▶ [Given records]:
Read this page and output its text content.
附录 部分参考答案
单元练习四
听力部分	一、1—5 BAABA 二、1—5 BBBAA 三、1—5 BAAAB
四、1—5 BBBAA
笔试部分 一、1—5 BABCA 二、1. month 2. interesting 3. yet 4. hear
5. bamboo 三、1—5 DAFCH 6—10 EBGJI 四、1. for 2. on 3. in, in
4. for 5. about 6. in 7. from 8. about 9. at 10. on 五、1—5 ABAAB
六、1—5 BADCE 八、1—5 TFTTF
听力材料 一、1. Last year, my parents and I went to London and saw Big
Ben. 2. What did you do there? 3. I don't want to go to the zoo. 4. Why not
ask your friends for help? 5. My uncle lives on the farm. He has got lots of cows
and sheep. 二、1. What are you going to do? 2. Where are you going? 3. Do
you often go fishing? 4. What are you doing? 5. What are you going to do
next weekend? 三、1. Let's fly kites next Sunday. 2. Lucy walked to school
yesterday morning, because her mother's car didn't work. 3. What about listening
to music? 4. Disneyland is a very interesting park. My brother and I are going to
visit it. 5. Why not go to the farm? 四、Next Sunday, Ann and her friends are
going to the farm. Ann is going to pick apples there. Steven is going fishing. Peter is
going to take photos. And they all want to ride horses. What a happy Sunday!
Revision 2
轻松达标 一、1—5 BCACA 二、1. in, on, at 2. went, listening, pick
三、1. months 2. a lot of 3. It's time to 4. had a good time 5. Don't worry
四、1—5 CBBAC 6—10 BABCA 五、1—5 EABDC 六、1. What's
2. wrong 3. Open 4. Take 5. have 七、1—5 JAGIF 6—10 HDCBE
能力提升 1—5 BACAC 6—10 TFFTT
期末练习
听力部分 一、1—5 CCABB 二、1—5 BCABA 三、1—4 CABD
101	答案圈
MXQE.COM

▶ [Short task]: Each line must be given again exactly as written above.

▶ [Response]:
Read this page and output its text content.
附录 部分参考答案
单元练习四
听力部分	一、1—5 BAABA 二、1—5 BBBAA 三、1—5 BAAAB
四、1—5 BBBAA
笔试部分 一、1—5 BABCA 二、1. month 2. interesting 3. yet 4. hear
5. bamboo 三、1—5 DAFCH 6—10 EBGJI 四、1. for 2. on 3. in, in
4. for 5. about 6. in 7. from 8. about 9. at 10. on 五、1—5 ABAAB
六、1—5 BADCE 八、1—5 TFTTF
听力材料 一、1. Last year, my parents and I went to London and saw Big
Ben. 2. What did you do there? 3. I don't want to go to the zoo. 4. Why not
ask your friends for help? 5. My uncle lives on the farm. He has got lots of cows
and sheep. 二、1. What are you going to do? 2. Where are you going? 3. Do
you often go fishing? 4. What are you doing? 5. What are you going to do
next weekend? 三、1. Let's fly kites next Sunday. 2. Lucy walked to school
yesterday morning, because her mother's car didn't work. 3. What about listening
to music? 4. Disneyland is a very interesting park. My brother and I are going to
visit it. 5. Why not go to the farm? 四、Next Sunday, Ann and her friends are
going to the farm. Ann is going to pick apples there. Steven is going fishing. Peter is
going to take photos. And they all want to ride horses. What a happy Sunday!
Revision 2
轻松达标 一、1—5 BCACA 二、1. in, on, at 2. went, listening, pick
三、1. months 2. a lot of 3. It's time to 4. had a good time 5. Don't worry
四、1—5 CBBAC 6—10 BABCA 五、1—5 EABDC 六、1. What's
2. wrong 3. Open 4. Take 5. have 七、1—5 JAGIF 6—10 HDCBE
能力提升 1—5 BACAC 6—10 TFFTT
期末练习
听力部分 一、1—5 CCABB 二、1—5 BCABA 三、1—4 CABD
101	答案圈
MXQE.COM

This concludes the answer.